*Given exercise*: Please reproduce the part of the material that opens with the line containing "14, 461, 56]" and closes with the line containing "180, 77, 197]", swapping every "icon" for "glyph" and changing nothing else.

■ ■ ■ ■

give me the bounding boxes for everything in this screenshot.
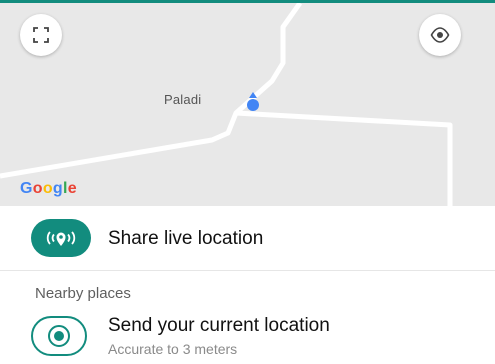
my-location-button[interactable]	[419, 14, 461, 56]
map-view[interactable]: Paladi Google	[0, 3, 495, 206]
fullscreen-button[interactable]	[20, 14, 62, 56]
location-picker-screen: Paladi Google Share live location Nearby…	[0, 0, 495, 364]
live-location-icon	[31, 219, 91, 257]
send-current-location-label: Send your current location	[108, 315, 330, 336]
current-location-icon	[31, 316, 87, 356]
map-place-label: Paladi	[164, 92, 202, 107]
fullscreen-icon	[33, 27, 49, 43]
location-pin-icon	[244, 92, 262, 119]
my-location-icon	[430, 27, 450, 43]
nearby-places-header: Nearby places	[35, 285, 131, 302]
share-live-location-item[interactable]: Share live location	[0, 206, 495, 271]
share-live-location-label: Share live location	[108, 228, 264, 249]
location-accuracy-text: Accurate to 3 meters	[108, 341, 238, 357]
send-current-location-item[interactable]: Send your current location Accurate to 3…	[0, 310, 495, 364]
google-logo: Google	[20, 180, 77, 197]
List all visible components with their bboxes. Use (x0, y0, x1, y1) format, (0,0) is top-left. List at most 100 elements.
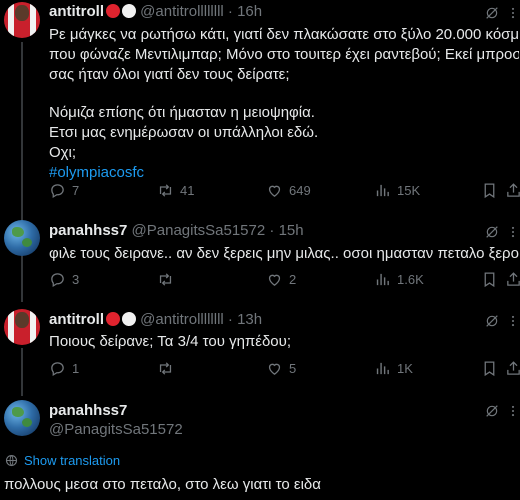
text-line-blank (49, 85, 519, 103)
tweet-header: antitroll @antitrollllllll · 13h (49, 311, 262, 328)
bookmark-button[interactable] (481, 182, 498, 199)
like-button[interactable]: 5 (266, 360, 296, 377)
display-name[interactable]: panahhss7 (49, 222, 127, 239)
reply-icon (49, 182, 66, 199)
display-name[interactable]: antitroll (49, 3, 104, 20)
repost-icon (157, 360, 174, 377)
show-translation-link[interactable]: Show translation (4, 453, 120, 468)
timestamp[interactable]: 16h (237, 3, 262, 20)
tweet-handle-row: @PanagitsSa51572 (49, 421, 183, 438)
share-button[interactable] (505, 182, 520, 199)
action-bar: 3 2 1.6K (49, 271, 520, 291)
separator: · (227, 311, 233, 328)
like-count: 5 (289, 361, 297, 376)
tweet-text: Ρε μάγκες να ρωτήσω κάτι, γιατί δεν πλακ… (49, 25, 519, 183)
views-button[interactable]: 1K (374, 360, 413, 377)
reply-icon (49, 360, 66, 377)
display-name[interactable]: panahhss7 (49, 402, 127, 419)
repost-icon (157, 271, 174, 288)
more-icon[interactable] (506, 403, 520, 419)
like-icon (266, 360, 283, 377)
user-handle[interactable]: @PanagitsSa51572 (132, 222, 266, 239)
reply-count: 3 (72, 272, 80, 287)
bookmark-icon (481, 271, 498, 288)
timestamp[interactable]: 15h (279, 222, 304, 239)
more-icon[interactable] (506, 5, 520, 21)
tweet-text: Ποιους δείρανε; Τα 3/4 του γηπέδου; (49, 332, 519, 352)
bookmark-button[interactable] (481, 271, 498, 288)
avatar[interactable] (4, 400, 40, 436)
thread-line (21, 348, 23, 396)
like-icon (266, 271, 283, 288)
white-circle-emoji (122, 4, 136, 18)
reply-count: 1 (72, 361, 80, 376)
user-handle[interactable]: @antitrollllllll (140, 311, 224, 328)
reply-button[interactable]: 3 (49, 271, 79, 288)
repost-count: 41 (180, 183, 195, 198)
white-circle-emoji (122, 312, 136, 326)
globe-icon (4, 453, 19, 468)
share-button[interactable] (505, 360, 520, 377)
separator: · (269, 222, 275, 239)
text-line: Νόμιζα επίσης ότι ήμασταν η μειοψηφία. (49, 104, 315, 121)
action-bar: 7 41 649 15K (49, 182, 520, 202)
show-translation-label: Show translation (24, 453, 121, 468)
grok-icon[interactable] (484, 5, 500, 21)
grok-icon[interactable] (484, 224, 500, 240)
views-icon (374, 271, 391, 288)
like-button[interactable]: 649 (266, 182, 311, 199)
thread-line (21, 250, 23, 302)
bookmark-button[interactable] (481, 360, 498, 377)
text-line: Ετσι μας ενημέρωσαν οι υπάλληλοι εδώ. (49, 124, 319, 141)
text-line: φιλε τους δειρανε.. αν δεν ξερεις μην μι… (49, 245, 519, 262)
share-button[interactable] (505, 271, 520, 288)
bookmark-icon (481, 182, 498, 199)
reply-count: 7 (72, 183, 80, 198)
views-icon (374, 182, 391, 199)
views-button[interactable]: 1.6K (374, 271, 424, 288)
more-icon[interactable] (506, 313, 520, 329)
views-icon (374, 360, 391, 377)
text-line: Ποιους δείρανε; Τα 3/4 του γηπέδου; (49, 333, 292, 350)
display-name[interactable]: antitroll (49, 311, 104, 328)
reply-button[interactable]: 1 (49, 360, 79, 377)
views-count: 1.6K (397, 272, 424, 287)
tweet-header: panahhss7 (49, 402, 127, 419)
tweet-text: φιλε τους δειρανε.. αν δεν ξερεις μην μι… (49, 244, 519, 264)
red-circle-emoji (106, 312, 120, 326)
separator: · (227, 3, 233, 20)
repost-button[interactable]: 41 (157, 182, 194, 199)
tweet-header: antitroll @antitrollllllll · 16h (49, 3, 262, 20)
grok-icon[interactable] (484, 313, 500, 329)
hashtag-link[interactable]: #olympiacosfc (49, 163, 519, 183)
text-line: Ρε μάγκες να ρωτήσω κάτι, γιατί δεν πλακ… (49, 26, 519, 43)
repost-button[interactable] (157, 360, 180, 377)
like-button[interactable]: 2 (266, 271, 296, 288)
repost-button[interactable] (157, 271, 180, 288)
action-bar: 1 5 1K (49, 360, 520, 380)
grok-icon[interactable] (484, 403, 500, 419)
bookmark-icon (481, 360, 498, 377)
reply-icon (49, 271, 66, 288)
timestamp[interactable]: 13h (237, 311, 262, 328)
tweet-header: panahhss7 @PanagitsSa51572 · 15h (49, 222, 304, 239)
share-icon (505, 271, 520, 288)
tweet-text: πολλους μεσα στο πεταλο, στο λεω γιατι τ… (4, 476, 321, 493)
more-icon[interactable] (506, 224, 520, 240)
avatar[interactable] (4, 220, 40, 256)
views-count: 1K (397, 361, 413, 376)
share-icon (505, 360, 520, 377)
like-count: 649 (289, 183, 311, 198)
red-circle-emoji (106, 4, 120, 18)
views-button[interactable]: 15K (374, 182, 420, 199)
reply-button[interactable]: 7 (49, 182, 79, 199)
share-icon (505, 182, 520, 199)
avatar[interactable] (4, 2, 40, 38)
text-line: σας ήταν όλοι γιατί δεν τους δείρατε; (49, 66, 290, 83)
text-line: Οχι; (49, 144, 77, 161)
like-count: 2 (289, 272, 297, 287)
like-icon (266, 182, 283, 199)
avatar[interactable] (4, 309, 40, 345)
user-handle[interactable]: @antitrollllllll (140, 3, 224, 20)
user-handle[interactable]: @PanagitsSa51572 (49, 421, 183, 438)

■ ■ ■ ■

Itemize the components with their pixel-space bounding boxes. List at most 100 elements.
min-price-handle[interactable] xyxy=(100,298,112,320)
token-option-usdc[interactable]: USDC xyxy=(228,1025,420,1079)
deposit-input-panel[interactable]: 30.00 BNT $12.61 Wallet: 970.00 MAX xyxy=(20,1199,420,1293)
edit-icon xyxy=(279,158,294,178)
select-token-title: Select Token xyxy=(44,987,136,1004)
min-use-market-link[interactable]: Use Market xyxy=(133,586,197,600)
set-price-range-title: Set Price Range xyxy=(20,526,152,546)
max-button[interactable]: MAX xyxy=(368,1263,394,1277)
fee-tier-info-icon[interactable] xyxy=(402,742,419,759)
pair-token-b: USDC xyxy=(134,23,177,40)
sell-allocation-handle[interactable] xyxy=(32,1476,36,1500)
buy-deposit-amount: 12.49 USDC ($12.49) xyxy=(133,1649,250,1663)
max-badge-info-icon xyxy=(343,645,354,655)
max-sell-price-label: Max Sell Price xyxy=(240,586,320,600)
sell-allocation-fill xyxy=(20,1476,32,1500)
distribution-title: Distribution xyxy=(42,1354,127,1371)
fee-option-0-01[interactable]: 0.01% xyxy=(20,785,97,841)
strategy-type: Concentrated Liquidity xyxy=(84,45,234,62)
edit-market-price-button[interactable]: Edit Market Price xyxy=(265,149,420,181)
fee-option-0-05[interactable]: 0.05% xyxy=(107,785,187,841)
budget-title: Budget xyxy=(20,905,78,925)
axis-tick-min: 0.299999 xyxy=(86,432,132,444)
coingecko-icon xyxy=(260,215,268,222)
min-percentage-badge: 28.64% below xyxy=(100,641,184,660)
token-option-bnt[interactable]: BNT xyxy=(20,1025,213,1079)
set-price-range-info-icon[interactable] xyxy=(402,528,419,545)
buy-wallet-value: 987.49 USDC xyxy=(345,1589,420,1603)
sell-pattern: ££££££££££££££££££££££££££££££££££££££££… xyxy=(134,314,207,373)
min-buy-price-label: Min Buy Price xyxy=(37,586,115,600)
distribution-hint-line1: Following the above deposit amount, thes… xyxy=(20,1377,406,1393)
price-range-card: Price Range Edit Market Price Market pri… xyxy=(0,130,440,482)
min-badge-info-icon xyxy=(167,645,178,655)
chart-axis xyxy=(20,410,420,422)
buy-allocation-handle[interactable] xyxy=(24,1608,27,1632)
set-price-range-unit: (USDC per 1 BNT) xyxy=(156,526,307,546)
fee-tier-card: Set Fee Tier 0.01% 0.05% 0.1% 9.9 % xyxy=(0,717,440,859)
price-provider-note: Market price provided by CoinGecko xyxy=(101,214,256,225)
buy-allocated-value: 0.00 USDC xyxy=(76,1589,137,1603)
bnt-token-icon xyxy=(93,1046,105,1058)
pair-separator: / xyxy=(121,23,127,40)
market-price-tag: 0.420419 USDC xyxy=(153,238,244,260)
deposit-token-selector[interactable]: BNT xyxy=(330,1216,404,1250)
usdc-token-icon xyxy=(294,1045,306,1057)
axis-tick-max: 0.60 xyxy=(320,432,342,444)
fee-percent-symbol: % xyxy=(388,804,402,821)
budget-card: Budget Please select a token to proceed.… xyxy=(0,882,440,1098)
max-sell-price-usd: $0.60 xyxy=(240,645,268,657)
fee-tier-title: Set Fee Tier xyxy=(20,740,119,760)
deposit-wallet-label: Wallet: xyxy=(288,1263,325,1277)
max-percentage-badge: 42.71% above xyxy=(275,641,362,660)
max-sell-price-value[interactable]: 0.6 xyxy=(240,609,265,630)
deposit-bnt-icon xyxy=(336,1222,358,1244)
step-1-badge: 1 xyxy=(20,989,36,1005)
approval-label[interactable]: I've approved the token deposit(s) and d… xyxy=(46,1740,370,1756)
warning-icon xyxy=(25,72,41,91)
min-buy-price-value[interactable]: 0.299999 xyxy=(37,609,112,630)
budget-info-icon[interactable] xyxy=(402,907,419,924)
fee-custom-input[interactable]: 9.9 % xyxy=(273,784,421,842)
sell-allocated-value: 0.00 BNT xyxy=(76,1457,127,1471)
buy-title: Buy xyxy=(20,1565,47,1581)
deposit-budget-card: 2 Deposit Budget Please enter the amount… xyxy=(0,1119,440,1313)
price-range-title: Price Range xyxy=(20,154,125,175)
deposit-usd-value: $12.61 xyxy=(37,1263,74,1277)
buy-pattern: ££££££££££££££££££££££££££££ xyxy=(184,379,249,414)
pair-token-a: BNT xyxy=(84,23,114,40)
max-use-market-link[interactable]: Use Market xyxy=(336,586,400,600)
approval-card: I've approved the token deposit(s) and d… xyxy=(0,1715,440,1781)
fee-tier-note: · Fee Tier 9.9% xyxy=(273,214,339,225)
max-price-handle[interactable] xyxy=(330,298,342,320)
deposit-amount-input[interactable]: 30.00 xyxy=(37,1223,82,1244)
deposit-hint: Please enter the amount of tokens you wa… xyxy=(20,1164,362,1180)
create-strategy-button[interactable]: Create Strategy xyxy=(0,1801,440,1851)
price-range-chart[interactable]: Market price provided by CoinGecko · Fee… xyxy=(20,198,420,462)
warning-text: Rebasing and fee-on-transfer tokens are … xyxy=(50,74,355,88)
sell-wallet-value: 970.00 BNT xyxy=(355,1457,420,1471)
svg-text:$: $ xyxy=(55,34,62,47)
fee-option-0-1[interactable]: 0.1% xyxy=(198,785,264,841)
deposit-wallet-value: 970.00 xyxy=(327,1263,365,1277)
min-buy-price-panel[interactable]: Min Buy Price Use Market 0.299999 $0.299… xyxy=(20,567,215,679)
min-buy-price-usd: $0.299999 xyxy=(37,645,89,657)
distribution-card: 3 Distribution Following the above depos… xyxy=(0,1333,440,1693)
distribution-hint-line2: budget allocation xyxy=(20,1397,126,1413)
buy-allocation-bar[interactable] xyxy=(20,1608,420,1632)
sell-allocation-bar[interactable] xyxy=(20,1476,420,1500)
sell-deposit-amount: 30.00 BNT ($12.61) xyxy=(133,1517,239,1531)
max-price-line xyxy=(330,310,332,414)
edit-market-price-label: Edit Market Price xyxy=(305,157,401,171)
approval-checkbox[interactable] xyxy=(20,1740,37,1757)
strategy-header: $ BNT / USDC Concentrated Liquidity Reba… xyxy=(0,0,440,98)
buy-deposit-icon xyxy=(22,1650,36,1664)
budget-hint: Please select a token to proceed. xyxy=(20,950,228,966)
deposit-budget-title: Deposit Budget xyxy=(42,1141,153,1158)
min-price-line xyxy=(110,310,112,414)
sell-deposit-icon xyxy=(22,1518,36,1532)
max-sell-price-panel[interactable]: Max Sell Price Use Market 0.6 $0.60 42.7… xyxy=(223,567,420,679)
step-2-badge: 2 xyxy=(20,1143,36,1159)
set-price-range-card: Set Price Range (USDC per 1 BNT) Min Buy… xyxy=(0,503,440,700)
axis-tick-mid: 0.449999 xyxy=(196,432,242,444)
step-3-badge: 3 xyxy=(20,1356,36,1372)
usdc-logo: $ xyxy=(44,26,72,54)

■ ■ ■ ■

*Task answer*:
my-location-button[interactable]	[419, 14, 461, 56]
map-view[interactable]: Paladi Google	[0, 3, 495, 206]
fullscreen-button[interactable]	[20, 14, 62, 56]
location-picker-screen: Paladi Google Share live location Nearby…	[0, 0, 495, 364]
live-location-glyph	[31, 219, 91, 257]
send-current-location-label: Send your current location	[108, 315, 330, 336]
current-location-glyph	[31, 316, 87, 356]
map-place-label: Paladi	[164, 92, 202, 107]
fullscreen-glyph	[33, 27, 49, 43]
location-pin-glyph	[244, 92, 262, 119]
my-location-glyph	[430, 27, 450, 43]
nearby-places-header: Nearby places	[35, 285, 131, 302]
share-live-location-item[interactable]: Share live location	[0, 206, 495, 271]
share-live-location-label: Share live location	[108, 228, 264, 249]
location-accuracy-text: Accurate to 3 meters	[108, 341, 238, 357]
send-current-location-item[interactable]: Send your current location Accurate to 3…	[0, 310, 495, 364]
google-logo: Google	[20, 180, 77, 197]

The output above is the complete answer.